● **Work to do**:
Extract all lines containing "dashed".

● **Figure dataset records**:
◆ ◆ ◆ ◆ ◆ ◆ ◆

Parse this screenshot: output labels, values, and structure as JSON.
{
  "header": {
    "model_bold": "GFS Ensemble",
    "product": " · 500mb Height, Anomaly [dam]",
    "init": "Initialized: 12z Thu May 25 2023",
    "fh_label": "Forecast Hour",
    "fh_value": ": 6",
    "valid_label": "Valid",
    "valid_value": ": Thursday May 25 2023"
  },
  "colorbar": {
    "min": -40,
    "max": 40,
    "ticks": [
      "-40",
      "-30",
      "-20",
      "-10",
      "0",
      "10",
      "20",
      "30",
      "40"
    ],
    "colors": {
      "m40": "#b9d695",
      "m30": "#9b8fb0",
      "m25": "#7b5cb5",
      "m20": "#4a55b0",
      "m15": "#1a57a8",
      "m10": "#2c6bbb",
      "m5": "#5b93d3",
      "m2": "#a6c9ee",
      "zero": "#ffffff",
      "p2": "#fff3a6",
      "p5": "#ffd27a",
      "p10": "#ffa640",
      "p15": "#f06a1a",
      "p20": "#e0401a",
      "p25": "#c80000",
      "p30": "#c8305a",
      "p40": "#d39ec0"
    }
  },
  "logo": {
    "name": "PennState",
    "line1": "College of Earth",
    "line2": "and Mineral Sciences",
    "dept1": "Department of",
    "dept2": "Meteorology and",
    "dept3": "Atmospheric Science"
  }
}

◆ ◆ ◆ ◆ ◆ ◆ ◆

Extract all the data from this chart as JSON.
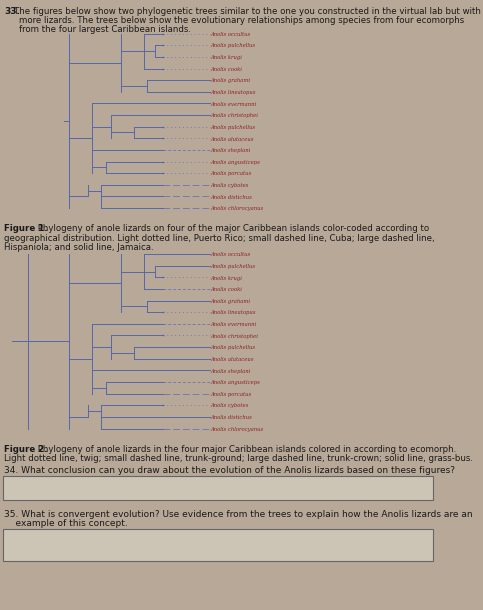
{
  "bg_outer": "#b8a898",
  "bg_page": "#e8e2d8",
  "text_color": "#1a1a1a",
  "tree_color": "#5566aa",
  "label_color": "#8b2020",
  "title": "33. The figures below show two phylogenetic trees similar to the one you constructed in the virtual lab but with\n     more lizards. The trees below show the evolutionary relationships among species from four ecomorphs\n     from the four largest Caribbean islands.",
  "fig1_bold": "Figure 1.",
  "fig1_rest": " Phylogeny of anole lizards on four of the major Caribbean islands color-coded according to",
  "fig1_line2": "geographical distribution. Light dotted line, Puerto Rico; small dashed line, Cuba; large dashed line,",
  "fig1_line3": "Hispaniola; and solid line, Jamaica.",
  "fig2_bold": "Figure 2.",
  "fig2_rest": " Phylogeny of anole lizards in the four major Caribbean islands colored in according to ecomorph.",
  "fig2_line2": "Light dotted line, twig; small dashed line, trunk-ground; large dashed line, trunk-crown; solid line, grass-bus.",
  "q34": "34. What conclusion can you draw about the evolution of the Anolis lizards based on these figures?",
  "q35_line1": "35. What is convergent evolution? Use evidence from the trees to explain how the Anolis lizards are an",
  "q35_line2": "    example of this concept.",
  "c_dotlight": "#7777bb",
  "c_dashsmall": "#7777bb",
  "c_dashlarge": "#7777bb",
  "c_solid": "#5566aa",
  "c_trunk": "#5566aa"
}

◆ ◆ ◆ ◆ ◆ ◆ ◆

● **Full output**:
  "fig1_line2": "geographical distribution. Light dotted line, Puerto Rico; small dashed line, Cuba; large dashed line,",
  "fig2_line2": "Light dotted line, twig; small dashed line, trunk-ground; large dashed line, trunk-crown; solid line, grass-bus.",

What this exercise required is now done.